» What is needed:
Write out the listing below again, precisely as it is given.

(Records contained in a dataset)
>> BEGIN

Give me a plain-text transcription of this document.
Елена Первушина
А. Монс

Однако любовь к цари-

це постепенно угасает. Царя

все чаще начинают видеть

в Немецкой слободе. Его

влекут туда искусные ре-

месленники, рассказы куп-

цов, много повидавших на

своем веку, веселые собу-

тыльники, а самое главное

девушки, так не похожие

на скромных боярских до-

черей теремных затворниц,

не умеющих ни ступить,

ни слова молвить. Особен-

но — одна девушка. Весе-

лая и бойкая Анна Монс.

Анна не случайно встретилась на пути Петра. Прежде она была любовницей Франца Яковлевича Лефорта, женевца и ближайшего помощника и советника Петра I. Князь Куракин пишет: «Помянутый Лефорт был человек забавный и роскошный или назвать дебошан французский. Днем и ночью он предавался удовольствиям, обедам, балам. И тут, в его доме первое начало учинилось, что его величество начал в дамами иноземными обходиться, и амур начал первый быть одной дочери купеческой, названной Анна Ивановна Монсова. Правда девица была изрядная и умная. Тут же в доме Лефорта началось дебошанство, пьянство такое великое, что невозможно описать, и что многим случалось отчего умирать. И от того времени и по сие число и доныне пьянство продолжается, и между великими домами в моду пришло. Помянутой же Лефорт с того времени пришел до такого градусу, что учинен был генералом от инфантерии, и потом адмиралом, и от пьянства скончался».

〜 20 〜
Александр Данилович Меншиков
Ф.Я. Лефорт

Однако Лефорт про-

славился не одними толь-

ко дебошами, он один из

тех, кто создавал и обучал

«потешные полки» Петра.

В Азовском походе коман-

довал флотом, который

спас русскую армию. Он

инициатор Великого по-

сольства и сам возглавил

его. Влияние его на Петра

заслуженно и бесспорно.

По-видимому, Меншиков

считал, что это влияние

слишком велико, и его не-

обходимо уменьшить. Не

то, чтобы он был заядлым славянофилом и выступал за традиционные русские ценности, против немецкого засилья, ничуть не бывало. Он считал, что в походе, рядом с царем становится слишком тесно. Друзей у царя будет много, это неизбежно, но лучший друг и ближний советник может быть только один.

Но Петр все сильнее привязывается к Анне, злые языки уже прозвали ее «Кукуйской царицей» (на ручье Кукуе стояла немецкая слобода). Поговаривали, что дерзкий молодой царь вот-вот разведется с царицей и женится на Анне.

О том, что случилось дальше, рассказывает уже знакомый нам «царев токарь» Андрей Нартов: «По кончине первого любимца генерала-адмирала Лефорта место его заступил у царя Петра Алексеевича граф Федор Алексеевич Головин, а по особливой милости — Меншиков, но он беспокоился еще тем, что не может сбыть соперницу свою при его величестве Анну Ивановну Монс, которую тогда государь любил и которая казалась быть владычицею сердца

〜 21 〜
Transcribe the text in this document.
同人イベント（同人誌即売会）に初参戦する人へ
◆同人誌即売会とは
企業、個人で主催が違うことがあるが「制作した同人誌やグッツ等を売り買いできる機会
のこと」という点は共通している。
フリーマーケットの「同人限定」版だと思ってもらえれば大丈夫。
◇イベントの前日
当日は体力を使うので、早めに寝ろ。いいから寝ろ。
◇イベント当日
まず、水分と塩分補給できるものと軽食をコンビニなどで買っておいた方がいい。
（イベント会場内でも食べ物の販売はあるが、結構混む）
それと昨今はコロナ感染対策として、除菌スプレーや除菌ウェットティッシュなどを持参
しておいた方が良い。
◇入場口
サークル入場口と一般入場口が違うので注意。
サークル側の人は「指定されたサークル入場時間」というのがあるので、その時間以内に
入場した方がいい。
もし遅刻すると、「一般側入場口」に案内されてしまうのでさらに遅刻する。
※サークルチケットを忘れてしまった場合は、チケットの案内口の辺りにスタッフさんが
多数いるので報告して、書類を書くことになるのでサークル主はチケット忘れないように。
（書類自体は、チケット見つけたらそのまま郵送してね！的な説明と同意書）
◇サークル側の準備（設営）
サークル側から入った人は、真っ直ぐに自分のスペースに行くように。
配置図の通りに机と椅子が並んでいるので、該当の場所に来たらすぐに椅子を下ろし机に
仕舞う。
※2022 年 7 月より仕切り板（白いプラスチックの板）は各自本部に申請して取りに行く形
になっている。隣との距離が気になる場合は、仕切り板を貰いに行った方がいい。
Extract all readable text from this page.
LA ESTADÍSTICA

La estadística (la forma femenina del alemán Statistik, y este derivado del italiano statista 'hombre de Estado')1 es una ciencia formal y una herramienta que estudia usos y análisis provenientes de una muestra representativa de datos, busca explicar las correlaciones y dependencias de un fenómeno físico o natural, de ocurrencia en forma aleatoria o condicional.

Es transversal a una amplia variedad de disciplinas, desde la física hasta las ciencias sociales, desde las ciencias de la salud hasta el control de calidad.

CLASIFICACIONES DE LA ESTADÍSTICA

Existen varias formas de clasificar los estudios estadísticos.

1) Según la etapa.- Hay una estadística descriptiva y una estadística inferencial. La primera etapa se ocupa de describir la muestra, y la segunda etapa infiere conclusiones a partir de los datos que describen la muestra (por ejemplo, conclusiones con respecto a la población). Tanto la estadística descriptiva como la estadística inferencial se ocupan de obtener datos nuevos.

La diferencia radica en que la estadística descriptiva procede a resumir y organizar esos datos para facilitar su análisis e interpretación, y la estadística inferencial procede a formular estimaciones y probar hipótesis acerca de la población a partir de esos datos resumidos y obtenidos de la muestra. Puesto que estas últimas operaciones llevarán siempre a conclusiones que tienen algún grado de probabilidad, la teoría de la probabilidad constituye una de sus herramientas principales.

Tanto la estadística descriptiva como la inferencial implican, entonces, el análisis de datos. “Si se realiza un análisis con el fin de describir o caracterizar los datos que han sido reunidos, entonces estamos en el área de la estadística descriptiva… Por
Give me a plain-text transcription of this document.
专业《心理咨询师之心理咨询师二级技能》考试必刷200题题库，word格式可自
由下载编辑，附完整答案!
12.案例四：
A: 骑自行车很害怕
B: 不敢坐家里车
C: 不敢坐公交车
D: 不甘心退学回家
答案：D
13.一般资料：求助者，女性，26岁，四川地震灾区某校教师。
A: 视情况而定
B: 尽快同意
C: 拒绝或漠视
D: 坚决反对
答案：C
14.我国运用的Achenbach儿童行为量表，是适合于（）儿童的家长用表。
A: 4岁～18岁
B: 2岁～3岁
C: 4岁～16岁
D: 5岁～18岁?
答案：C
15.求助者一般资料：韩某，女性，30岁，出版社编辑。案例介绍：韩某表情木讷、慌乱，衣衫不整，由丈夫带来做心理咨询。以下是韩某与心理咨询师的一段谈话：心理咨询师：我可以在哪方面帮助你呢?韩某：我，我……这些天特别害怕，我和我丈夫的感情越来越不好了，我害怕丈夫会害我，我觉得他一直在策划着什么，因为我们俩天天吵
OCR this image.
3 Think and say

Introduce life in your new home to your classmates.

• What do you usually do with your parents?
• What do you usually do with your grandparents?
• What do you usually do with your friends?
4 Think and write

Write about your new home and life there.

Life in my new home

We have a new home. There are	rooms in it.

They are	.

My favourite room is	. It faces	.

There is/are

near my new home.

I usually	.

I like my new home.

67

>> END

» Worked answer:
Give me a plain-text transcription of this document.
Елена Первушина
А. Монс

Однако любовь к цари-

це постепенно угасает. Царя

все чаще начинают видеть

в Немецкой слободе. Его

влекут туда искусные ре-

месленники, рассказы куп-

цов, много повидавших на

своем веку, веселые собу-

тыльники, а самое главное

девушки, так не похожие

на скромных боярских до-

черей теремных затворниц,

не умеющих ни ступить,

ни слова молвить. Особен-

но — одна девушка. Весе-

лая и бойкая Анна Монс.

Анна не случайно встретилась на пути Петра. Прежде она была любовницей Франца Яковлевича Лефорта, женевца и ближайшего помощника и советника Петра I. Князь Куракин пишет: «Помянутый Лефорт был человек забавный и роскошный или назвать дебошан французский. Днем и ночью он предавался удовольствиям, обедам, балам. И тут, в его доме первое начало учинилось, что его величество начал в дамами иноземными обходиться, и амур начал первый быть одной дочери купеческой, названной Анна Ивановна Монсова. Правда девица была изрядная и умная. Тут же в доме Лефорта началось дебошанство, пьянство такое великое, что невозможно описать, и что многим случалось отчего умирать. И от того времени и по сие число и доныне пьянство продолжается, и между великими домами в моду пришло. Помянутой же Лефорт с того времени пришел до такого градусу, что учинен был генералом от инфантерии, и потом адмиралом, и от пьянства скончался».

〜 20 〜
Александр Данилович Меншиков
Ф.Я. Лефорт

Однако Лефорт про-

славился не одними толь-

ко дебошами, он один из

тех, кто создавал и обучал

«потешные полки» Петра.

В Азовском походе коман-

довал флотом, который

спас русскую армию. Он

инициатор Великого по-

сольства и сам возглавил

его. Влияние его на Петра

заслуженно и бесспорно.

По-видимому, Меншиков

считал, что это влияние

слишком велико, и его не-

обходимо уменьшить. Не

то, чтобы он был заядлым славянофилом и выступал за традиционные русские ценности, против немецкого засилья, ничуть не бывало. Он считал, что в походе, рядом с царем становится слишком тесно. Друзей у царя будет много, это неизбежно, но лучший друг и ближний советник может быть только один.

Но Петр все сильнее привязывается к Анне, злые языки уже прозвали ее «Кукуйской царицей» (на ручье Кукуе стояла немецкая слобода). Поговаривали, что дерзкий молодой царь вот-вот разведется с царицей и женится на Анне.

О том, что случилось дальше, рассказывает уже знакомый нам «царев токарь» Андрей Нартов: «По кончине первого любимца генерала-адмирала Лефорта место его заступил у царя Петра Алексеевича граф Федор Алексеевич Головин, а по особливой милости — Меншиков, но он беспокоился еще тем, что не может сбыть соперницу свою при его величестве Анну Ивановну Монс, которую тогда государь любил и которая казалась быть владычицею сердца

〜 21 〜
Transcribe the text in this document.
同人イベント（同人誌即売会）に初参戦する人へ
◆同人誌即売会とは
企業、個人で主催が違うことがあるが「制作した同人誌やグッツ等を売り買いできる機会
のこと」という点は共通している。
フリーマーケットの「同人限定」版だと思ってもらえれば大丈夫。
◇イベントの前日
当日は体力を使うので、早めに寝ろ。いいから寝ろ。
◇イベント当日
まず、水分と塩分補給できるものと軽食をコンビニなどで買っておいた方がいい。
（イベント会場内でも食べ物の販売はあるが、結構混む）
それと昨今はコロナ感染対策として、除菌スプレーや除菌ウェットティッシュなどを持参
しておいた方が良い。
◇入場口
サークル入場口と一般入場口が違うので注意。
サークル側の人は「指定されたサークル入場時間」というのがあるので、その時間以内に
入場した方がいい。
もし遅刻すると、「一般側入場口」に案内されてしまうのでさらに遅刻する。
※サークルチケットを忘れてしまった場合は、チケットの案内口の辺りにスタッフさんが
多数いるので報告して、書類を書くことになるのでサークル主はチケット忘れないように。
（書類自体は、チケット見つけたらそのまま郵送してね！的な説明と同意書）
◇サークル側の準備（設営）
サークル側から入った人は、真っ直ぐに自分のスペースに行くように。
配置図の通りに机と椅子が並んでいるので、該当の場所に来たらすぐに椅子を下ろし机に
仕舞う。
※2022 年 7 月より仕切り板（白いプラスチックの板）は各自本部に申請して取りに行く形
になっている。隣との距離が気になる場合は、仕切り板を貰いに行った方がいい。
Extract all readable text from this page.
LA ESTADÍSTICA

La estadística (la forma femenina del alemán Statistik, y este derivado del italiano statista 'hombre de Estado')1 es una ciencia formal y una herramienta que estudia usos y análisis provenientes de una muestra representativa de datos, busca explicar las correlaciones y dependencias de un fenómeno físico o natural, de ocurrencia en forma aleatoria o condicional.

Es transversal a una amplia variedad de disciplinas, desde la física hasta las ciencias sociales, desde las ciencias de la salud hasta el control de calidad.

CLASIFICACIONES DE LA ESTADÍSTICA

Existen varias formas de clasificar los estudios estadísticos.

1) Según la etapa.- Hay una estadística descriptiva y una estadística inferencial. La primera etapa se ocupa de describir la muestra, y la segunda etapa infiere conclusiones a partir de los datos que describen la muestra (por ejemplo, conclusiones con respecto a la población). Tanto la estadística descriptiva como la estadística inferencial se ocupan de obtener datos nuevos.

La diferencia radica en que la estadística descriptiva procede a resumir y organizar esos datos para facilitar su análisis e interpretación, y la estadística inferencial procede a formular estimaciones y probar hipótesis acerca de la población a partir de esos datos resumidos y obtenidos de la muestra. Puesto que estas últimas operaciones llevarán siempre a conclusiones que tienen algún grado de probabilidad, la teoría de la probabilidad constituye una de sus herramientas principales.

Tanto la estadística descriptiva como la inferencial implican, entonces, el análisis de datos. “Si se realiza un análisis con el fin de describir o caracterizar los datos que han sido reunidos, entonces estamos en el área de la estadística descriptiva… Por
Give me a plain-text transcription of this document.
专业《心理咨询师之心理咨询师二级技能》考试必刷200题题库，word格式可自
由下载编辑，附完整答案!
12.案例四：
A: 骑自行车很害怕
B: 不敢坐家里车
C: 不敢坐公交车
D: 不甘心退学回家
答案：D
13.一般资料：求助者，女性，26岁，四川地震灾区某校教师。
A: 视情况而定
B: 尽快同意
C: 拒绝或漠视
D: 坚决反对
答案：C
14.我国运用的Achenbach儿童行为量表，是适合于（）儿童的家长用表。
A: 4岁～18岁
B: 2岁～3岁
C: 4岁～16岁
D: 5岁～18岁?
答案：C
15.求助者一般资料：韩某，女性，30岁，出版社编辑。案例介绍：韩某表情木讷、慌乱，衣衫不整，由丈夫带来做心理咨询。以下是韩某与心理咨询师的一段谈话：心理咨询师：我可以在哪方面帮助你呢?韩某：我，我……这些天特别害怕，我和我丈夫的感情越来越不好了，我害怕丈夫会害我，我觉得他一直在策划着什么，因为我们俩天天吵
OCR this image.
3 Think and say

Introduce life in your new home to your classmates.

• What do you usually do with your parents?
• What do you usually do with your grandparents?
• What do you usually do with your friends?
4 Think and write

Write about your new home and life there.

Life in my new home

We have a new home. There are	rooms in it.

They are	.

My favourite room is	. It faces	.

There is/are

near my new home.

I usually	.

I like my new home.

67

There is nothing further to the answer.